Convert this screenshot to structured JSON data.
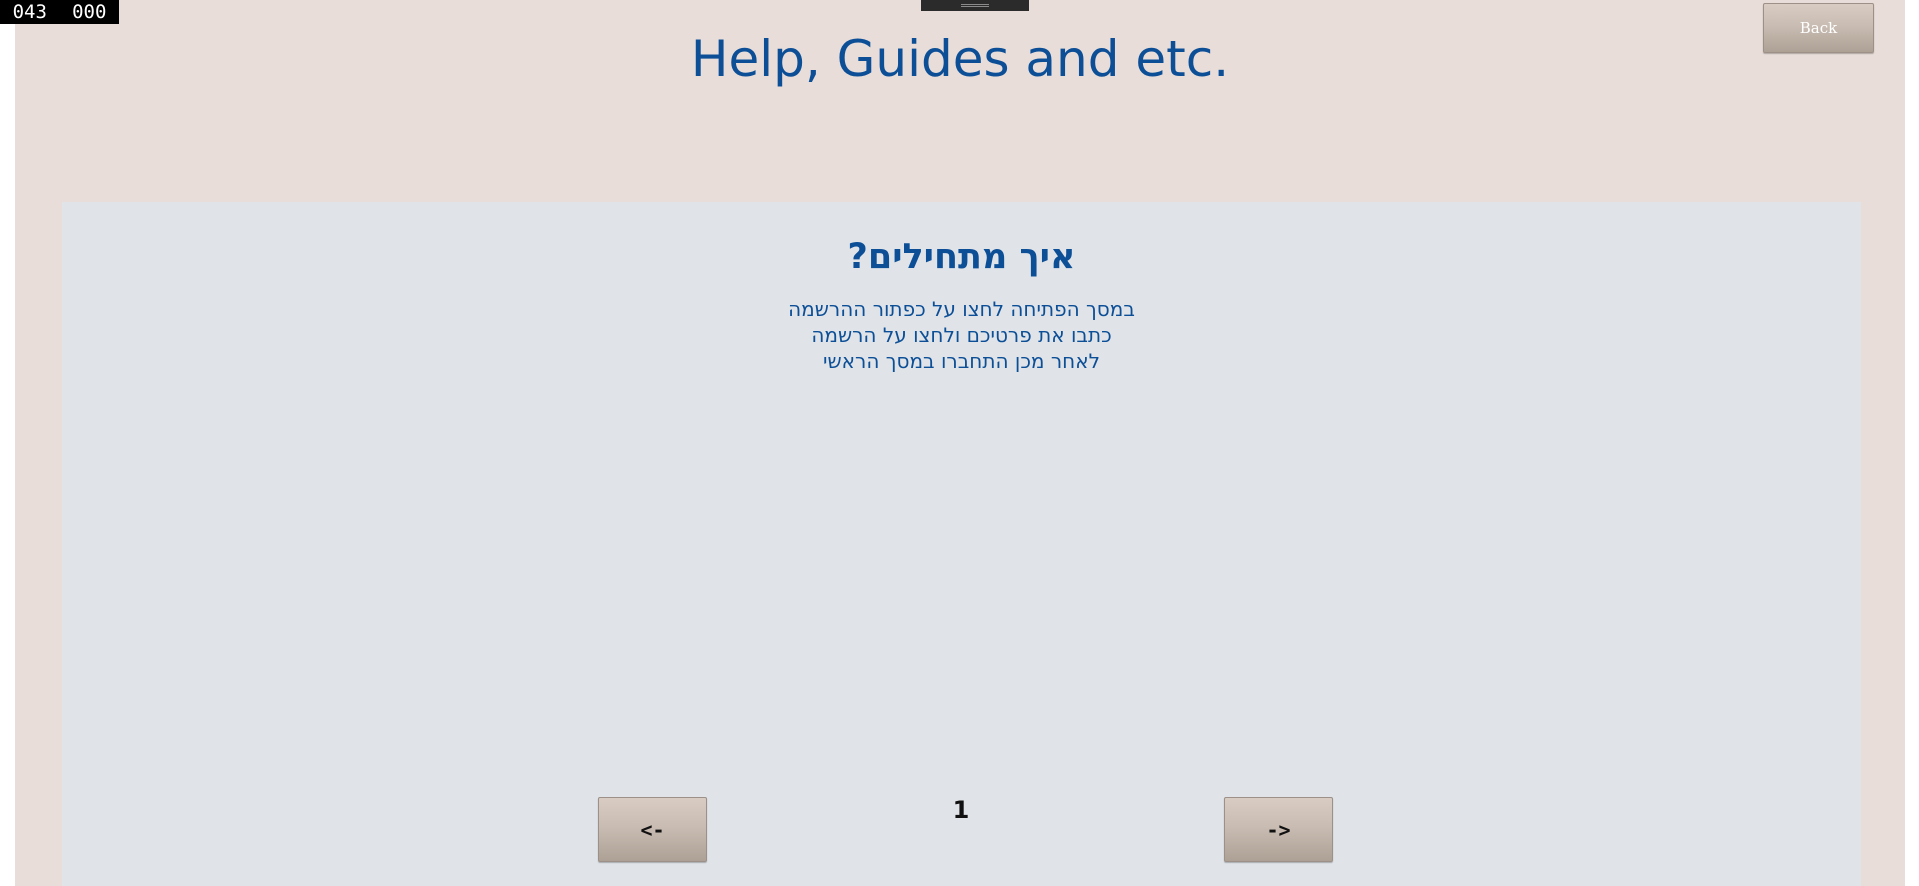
{
  "counter": {
    "left_value": "043",
    "right_value": "000"
  },
  "header": {
    "title": "Help, Guides and etc.",
    "back_label": "Back"
  },
  "content": {
    "heading": "איך מתחילים?",
    "lines": [
      "במסך הפתיחה לחצו על כפתור ההרשמה",
      "כתבו את פרטיכם ולחצו על הרשמה",
      "לאחר מכן התחברו במסך הראשי"
    ]
  },
  "pagination": {
    "prev_label": "<-",
    "next_label": "->",
    "current_page": "1"
  },
  "colors": {
    "background": "#e8ddd8",
    "panel": "#e0e4e8",
    "text_accent": "#0d4f97"
  }
}
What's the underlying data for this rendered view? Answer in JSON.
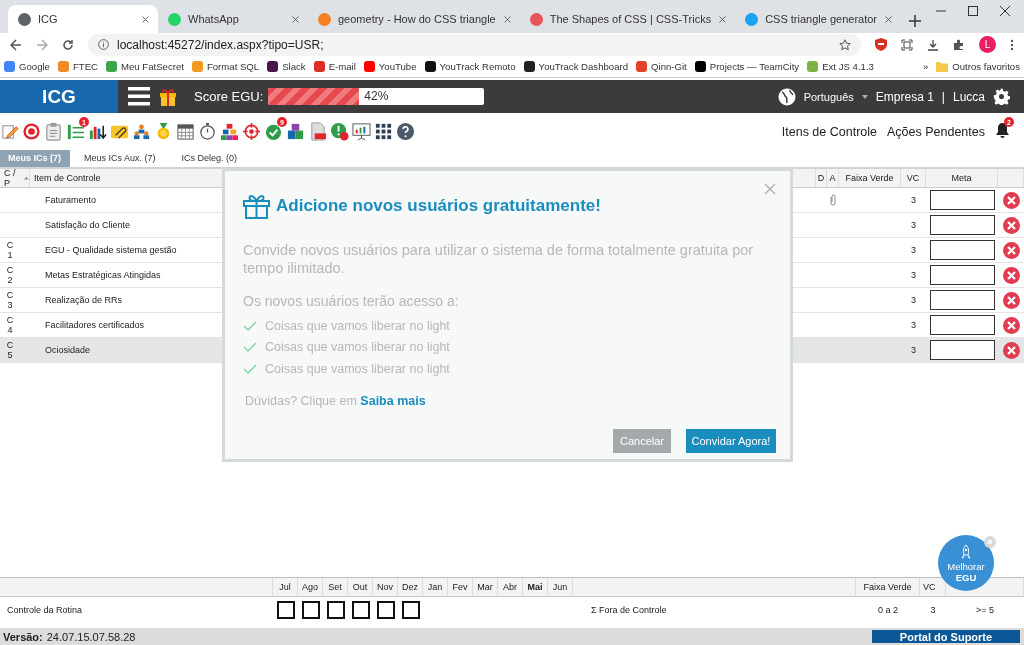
{
  "browser": {
    "tabs": [
      {
        "title": "ICG",
        "color": "#5f6368",
        "selected": true
      },
      {
        "title": "WhatsApp",
        "color": "#25d366",
        "selected": false
      },
      {
        "title": "geometry - How do CSS triangle",
        "color": "#f48024",
        "selected": false
      },
      {
        "title": "The Shapes of CSS | CSS-Tricks",
        "color": "#e8545a",
        "selected": false
      },
      {
        "title": "CSS triangle generator",
        "color": "#1da1f2",
        "selected": false
      }
    ],
    "url": "localhost:45272/index.aspx?tipo=USR;",
    "profile": "L",
    "bookmarks": [
      {
        "label": "Google",
        "color": "#4285f4"
      },
      {
        "label": "FTEC",
        "color": "#f08a24"
      },
      {
        "label": "Meu FatSecret",
        "color": "#3aa64a"
      },
      {
        "label": "Format SQL",
        "color": "#f29a1f"
      },
      {
        "label": "Slack",
        "color": "#4a154b"
      },
      {
        "label": "E-mail",
        "color": "#d93025"
      },
      {
        "label": "YouTube",
        "color": "#ff0000"
      },
      {
        "label": "YouTrack Remoto",
        "color": "#111111"
      },
      {
        "label": "YouTrack Dashboard",
        "color": "#222222"
      },
      {
        "label": "Qinn-Git",
        "color": "#e24329"
      },
      {
        "label": "Projects — TeamCity",
        "color": "#000000"
      },
      {
        "label": "Ext JS 4.1.3",
        "color": "#7cb342"
      }
    ],
    "more": "»",
    "other": "Outros favoritos"
  },
  "app": {
    "logo": "ICG",
    "score_label": "Score EGU:",
    "score": {
      "level": 0.42,
      "reading": "42%"
    },
    "language": "Português",
    "company": "Empresa 1",
    "separator": "|",
    "user": "Lucca"
  },
  "toolbar": {
    "icons": [
      {
        "kind": "pencil"
      },
      {
        "kind": "target"
      },
      {
        "kind": "clipboard"
      },
      {
        "kind": "list",
        "badge": "1"
      },
      {
        "kind": "chart"
      },
      {
        "kind": "paperclip"
      },
      {
        "kind": "people"
      },
      {
        "kind": "medal"
      },
      {
        "kind": "calendar"
      },
      {
        "kind": "stopwatch"
      },
      {
        "kind": "blocks"
      },
      {
        "kind": "crosshair"
      },
      {
        "kind": "check",
        "badge": "9"
      },
      {
        "kind": "puzzle"
      },
      {
        "kind": "pdf"
      },
      {
        "kind": "alert"
      },
      {
        "kind": "board"
      },
      {
        "kind": "grid"
      },
      {
        "kind": "help"
      }
    ],
    "links": [
      "Itens de Controle",
      "Ações Pendentes"
    ],
    "bell_badge": "2"
  },
  "tabs": [
    {
      "label": "Meus ICs (7)",
      "selected": true
    },
    {
      "label": "Meus ICs Aux. (7)",
      "selected": false
    },
    {
      "label": "ICs Deleg. (0)",
      "selected": false
    }
  ],
  "table": {
    "columns": [
      "C / P",
      "Item de Controle",
      "D",
      "A",
      "Faixa Verde",
      "VC",
      "Meta"
    ],
    "rows": [
      {
        "cp": "",
        "item": "Faturamento",
        "attachment": true,
        "vc": "3",
        "selected": false
      },
      {
        "cp": "",
        "item": "Satisfação do Cliente",
        "attachment": false,
        "vc": "3",
        "selected": false
      },
      {
        "cp": "C 1",
        "item": "EGU - Qualidade sistema gestão",
        "attachment": false,
        "vc": "3",
        "selected": false
      },
      {
        "cp": "C 2",
        "item": "Metas Estratégicas Atingidas",
        "attachment": false,
        "vc": "3",
        "selected": false
      },
      {
        "cp": "C 3",
        "item": "Realização de RRs",
        "attachment": false,
        "vc": "3",
        "selected": false
      },
      {
        "cp": "C 4",
        "item": "Facilitadores certificados",
        "attachment": false,
        "vc": "3",
        "selected": false
      },
      {
        "cp": "C 5",
        "item": "Ociosidade",
        "attachment": false,
        "vc": "3",
        "selected": true
      }
    ]
  },
  "modal": {
    "title": "Adicione novos usuários gratuitamente!",
    "text": "Convide novos usuários para utilizar o sistema de forma totalmente gratuita por tempo ilimitado.",
    "subtitle": "Os novos usuários terão acesso a:",
    "benefits": [
      "Coisas que vamos liberar no light",
      "Coisas que vamos liberar no light",
      "Coisas que vamos liberar no light"
    ],
    "help": "Dúvidas? Clique em",
    "help_link": "Saiba mais",
    "buttons": [
      {
        "label": "Cancelar",
        "kind": "secondary"
      },
      {
        "label": "Convidar Agora!",
        "kind": "primary"
      }
    ]
  },
  "bottom": {
    "label": "Controle da Rotina",
    "months": [
      {
        "label": "Jul",
        "selected": false,
        "checked": false
      },
      {
        "label": "Ago",
        "selected": false,
        "checked": false
      },
      {
        "label": "Set",
        "selected": false,
        "checked": false
      },
      {
        "label": "Out",
        "selected": false,
        "checked": false
      },
      {
        "label": "Nov",
        "selected": false,
        "checked": false
      },
      {
        "label": "Dez",
        "selected": false,
        "checked": false
      },
      {
        "label": "Jan",
        "selected": false
      },
      {
        "label": "Fev",
        "selected": false
      },
      {
        "label": "Mar",
        "selected": false
      },
      {
        "label": "Abr",
        "selected": false
      },
      {
        "label": "Mai",
        "selected": true
      },
      {
        "label": "Jun",
        "selected": false
      }
    ],
    "summary": "Σ Fora de Controle",
    "columns": [
      "Faixa Verde",
      "VC"
    ],
    "values": [
      "0 a 2",
      "3",
      ">= 5"
    ]
  },
  "floating": {
    "label": "Melhorar",
    "label_bold": "EGU"
  },
  "status": {
    "version_label": "Versão:",
    "version": "24.07.15.07.58.28",
    "support": "Portal do Suporte"
  }
}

::::

-- WHAT IS BEING ASKED --
Copy every line of the data word for word, omitting the images.

-- RESPONSE TO THE TASK --
Convert this screenshot to structured JSON data.
{
  "counter": {
    "left_value": "043",
    "right_value": "000"
  },
  "header": {
    "title": "Help, Guides and etc.",
    "back_label": "Back"
  },
  "content": {
    "heading": "איך מתחילים?",
    "lines": [
      "במסך הפתיחה לחצו על כפתור ההרשמה",
      "כתבו את פרטיכם ולחצו על הרשמה",
      "לאחר מכן התחברו במסך הראשי"
    ]
  },
  "pagination": {
    "prev_label": "<-",
    "next_label": "->",
    "current_page": "1"
  },
  "colors": {
    "background": "#e8ddd8",
    "panel": "#e0e4e8",
    "text_accent": "#0d4f97"
  }
}
What's the underlying data for this rendered view? Answer in JSON.
{
  "browser": {
    "tabs": [
      {
        "title": "ICG",
        "color": "#5f6368",
        "selected": true
      },
      {
        "title": "WhatsApp",
        "color": "#25d366",
        "selected": false
      },
      {
        "title": "geometry - How do CSS triangle",
        "color": "#f48024",
        "selected": false
      },
      {
        "title": "The Shapes of CSS | CSS-Tricks",
        "color": "#e8545a",
        "selected": false
      },
      {
        "title": "CSS triangle generator",
        "color": "#1da1f2",
        "selected": false
      }
    ],
    "url": "localhost:45272/index.aspx?tipo=USR;",
    "profile": "L",
    "bookmarks": [
      {
        "label": "Google",
        "color": "#4285f4"
      },
      {
        "label": "FTEC",
        "color": "#f08a24"
      },
      {
        "label": "Meu FatSecret",
        "color": "#3aa64a"
      },
      {
        "label": "Format SQL",
        "color": "#f29a1f"
      },
      {
        "label": "Slack",
        "color": "#4a154b"
      },
      {
        "label": "E-mail",
        "color": "#d93025"
      },
      {
        "label": "YouTube",
        "color": "#ff0000"
      },
      {
        "label": "YouTrack Remoto",
        "color": "#111111"
      },
      {
        "label": "YouTrack Dashboard",
        "color": "#222222"
      },
      {
        "label": "Qinn-Git",
        "color": "#e24329"
      },
      {
        "label": "Projects — TeamCity",
        "color": "#000000"
      },
      {
        "label": "Ext JS 4.1.3",
        "color": "#7cb342"
      }
    ],
    "more": "»",
    "other": "Outros favoritos"
  },
  "app": {
    "logo": "ICG",
    "score_label": "Score EGU:",
    "score": {
      "level": 0.42,
      "reading": "42%"
    },
    "language": "Português",
    "company": "Empresa 1",
    "separator": "|",
    "user": "Lucca"
  },
  "toolbar": {
    "icons": [
      {
        "kind": "pencil"
      },
      {
        "kind": "target"
      },
      {
        "kind": "clipboard"
      },
      {
        "kind": "list",
        "badge": "1"
      },
      {
        "kind": "chart"
      },
      {
        "kind": "paperclip"
      },
      {
        "kind": "people"
      },
      {
        "kind": "medal"
      },
      {
        "kind": "calendar"
      },
      {
        "kind": "stopwatch"
      },
      {
        "kind": "blocks"
      },
      {
        "kind": "crosshair"
      },
      {
        "kind": "check",
        "badge": "9"
      },
      {
        "kind": "puzzle"
      },
      {
        "kind": "pdf"
      },
      {
        "kind": "alert"
      },
      {
        "kind": "board"
      },
      {
        "kind": "grid"
      },
      {
        "kind": "help"
      }
    ],
    "links": [
      "Itens de Controle",
      "Ações Pendentes"
    ],
    "bell_badge": "2"
  },
  "tabs": [
    {
      "label": "Meus ICs (7)",
      "selected": true
    },
    {
      "label": "Meus ICs Aux. (7)",
      "selected": false
    },
    {
      "label": "ICs Deleg. (0)",
      "selected": false
    }
  ],
  "table": {
    "columns": [
      "C / P",
      "Item de Controle",
      "D",
      "A",
      "Faixa Verde",
      "VC",
      "Meta"
    ],
    "rows": [
      {
        "cp": "",
        "item": "Faturamento",
        "attachment": true,
        "vc": "3",
        "selected": false
      },
      {
        "cp": "",
        "item": "Satisfação do Cliente",
        "attachment": false,
        "vc": "3",
        "selected": false
      },
      {
        "cp": "C 1",
        "item": "EGU - Qualidade sistema gestão",
        "attachment": false,
        "vc": "3",
        "selected": false
      },
      {
        "cp": "C 2",
        "item": "Metas Estratégicas Atingidas",
        "attachment": false,
        "vc": "3",
        "selected": false
      },
      {
        "cp": "C 3",
        "item": "Realização de RRs",
        "attachment": false,
        "vc": "3",
        "selected": false
      },
      {
        "cp": "C 4",
        "item": "Facilitadores certificados",
        "attachment": false,
        "vc": "3",
        "selected": false
      },
      {
        "cp": "C 5",
        "item": "Ociosidade",
        "attachment": false,
        "vc": "3",
        "selected": true
      }
    ]
  },
  "modal": {
    "title": "Adicione novos usuários gratuitamente!",
    "text": "Convide novos usuários para utilizar o sistema de forma totalmente gratuita por tempo ilimitado.",
    "subtitle": "Os novos usuários terão acesso a:",
    "benefits": [
      "Coisas que vamos liberar no light",
      "Coisas que vamos liberar no light",
      "Coisas que vamos liberar no light"
    ],
    "help": "Dúvidas? Clique em",
    "help_link": "Saiba mais",
    "buttons": [
      {
        "label": "Cancelar",
        "kind": "secondary"
      },
      {
        "label": "Convidar Agora!",
        "kind": "primary"
      }
    ]
  },
  "bottom": {
    "label": "Controle da Rotina",
    "months": [
      {
        "label": "Jul",
        "selected": false,
        "checked": false
      },
      {
        "label": "Ago",
        "selected": false,
        "checked": false
      },
      {
        "label": "Set",
        "selected": false,
        "checked": false
      },
      {
        "label": "Out",
        "selected": false,
        "checked": false
      },
      {
        "label": "Nov",
        "selected": false,
        "checked": false
      },
      {
        "label": "Dez",
        "selected": false,
        "checked": false
      },
      {
        "label": "Jan",
        "selected": false
      },
      {
        "label": "Fev",
        "selected": false
      },
      {
        "label": "Mar",
        "selected": false
      },
      {
        "label": "Abr",
        "selected": false
      },
      {
        "label": "Mai",
        "selected": true
      },
      {
        "label": "Jun",
        "selected": false
      }
    ],
    "summary": "Σ Fora de Controle",
    "columns": [
      "Faixa Verde",
      "VC"
    ],
    "values": [
      "0 a 2",
      "3",
      ">= 5"
    ]
  },
  "floating": {
    "label": "Melhorar",
    "label_bold": "EGU"
  },
  "status": {
    "version_label": "Versão:",
    "version": "24.07.15.07.58.28",
    "support": "Portal do Suporte"
  }
}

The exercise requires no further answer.